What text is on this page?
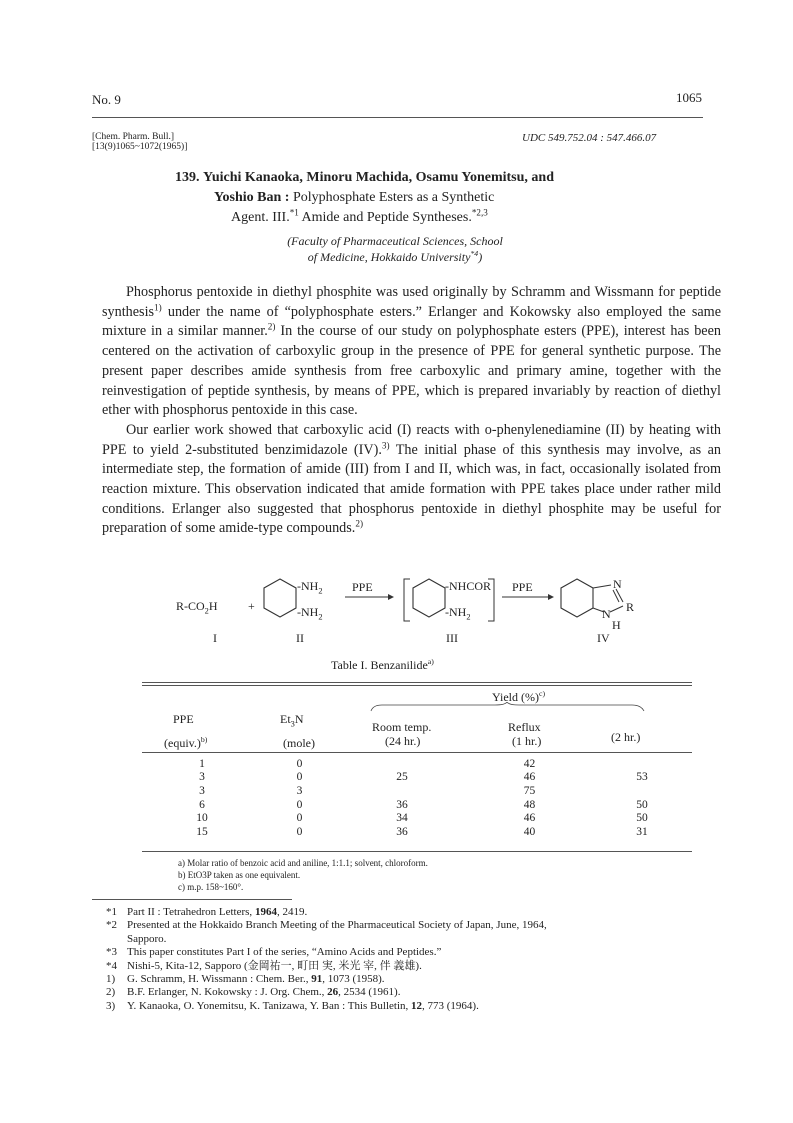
No. 9	1065
[Chem. Pharm. Bull.]
[13(9)1065~1072(1965)]
UDC 549.752.04 : 547.466.07
139. Yuichi Kanaoka, Minoru Machida, Osamu Yonemitsu, and
Yoshio Ban : Polyphosphate Esters as a Synthetic
Agent. III.$^{*1}$ Amide and Peptide Syntheses.$^{*2,3}$
(Faculty of Pharmaceutical Sciences, School
of Medicine, Hokkaido University$^{*4}$)

Phosphorus pentoxide in diethyl phosphite was used originally by Schramm and Wissmann for peptide synthesis$^{1)}$ under the name of “polyphosphate esters.” Erlanger and Kokowsky also employed the same mixture in a similar manner.$^{2)}$ In the course of our study on polyphosphate esters (PPE), interest has been centered on the activation of carboxylic group in the presence of PPE for general synthetic purpose. The present paper describes amide synthesis from free carboxylic and primary amine, together with the reinvestigation of peptide synthesis, by means of PPE, which is prepared invariably by reaction of diethyl ether with phosphorus pentoxide in this case.

Our earlier work showed that carboxylic acid (I) reacts with o-phenylenediamine (II) by heating with PPE to yield 2-substituted benzimidazole (IV).$^{3)}$ The initial phase of this synthesis may involve, as an intermediate step, the formation of amide (III) from I and II, which was, in fact, occasionally isolated from reaction mixture. This observation indicated that amide formation with PPE takes place under rather mild conditions. Erlanger also suggested that phosphorus pentoxide in diethyl phosphite may be useful for preparation of some amide-type compounds.$^{2)}$

$R-CO_2H$	+
$-NH_2$
$-NH_2$
PPE	-NHCOR
$-NH_2$
PPE	N
N
H
R
I	II	III	IV
Table I. Benzanilide$^{a)}$
Yield (%)$^{c)}$
PPE	$Et_3N$
Room temp.	Reflux
(2 hr.)
(equiv.)$^{b)}$	(mole)	(24 hr.)	(1 hr.)
1	0		42	
3	0	25	46	53
3	3		75	
6	0	36	48	50
10	0	34	46	50
15	0	36	40	31
a) Molar ratio of benzoic acid and aniline, 1:1.1; solvent, chloroform.
b) EtO3P taken as one equivalent.
c) m.p. 158~160°.
*1 Part II : Tetrahedron Letters, 1964, 2419.
*2 Presented at the Hokkaido Branch Meeting of the Pharmaceutical Society of Japan, June, 1964,
Sapporo.
*3 This paper constitutes Part I of the series, “Amino Acids and Peptides.”
*4 Nishi-5, Kita-12, Sapporo (金岡祐一, 町田 実, 米光 宰, 伴 義雄).
1) G. Schramm, H. Wissmann : Chem. Ber., 91, 1073 (1958).
2) B.F. Erlanger, N. Kokowsky : J. Org. Chem., 26, 2534 (1961).
3) Y. Kanaoka, O. Yonemitsu, K. Tanizawa, Y. Ban : This Bulletin, 12, 773 (1964).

═══

| Exercise brief |
Determine how many lines in the listing above hold the word "Kanaoka", answering with the number only.

| Written answer |
2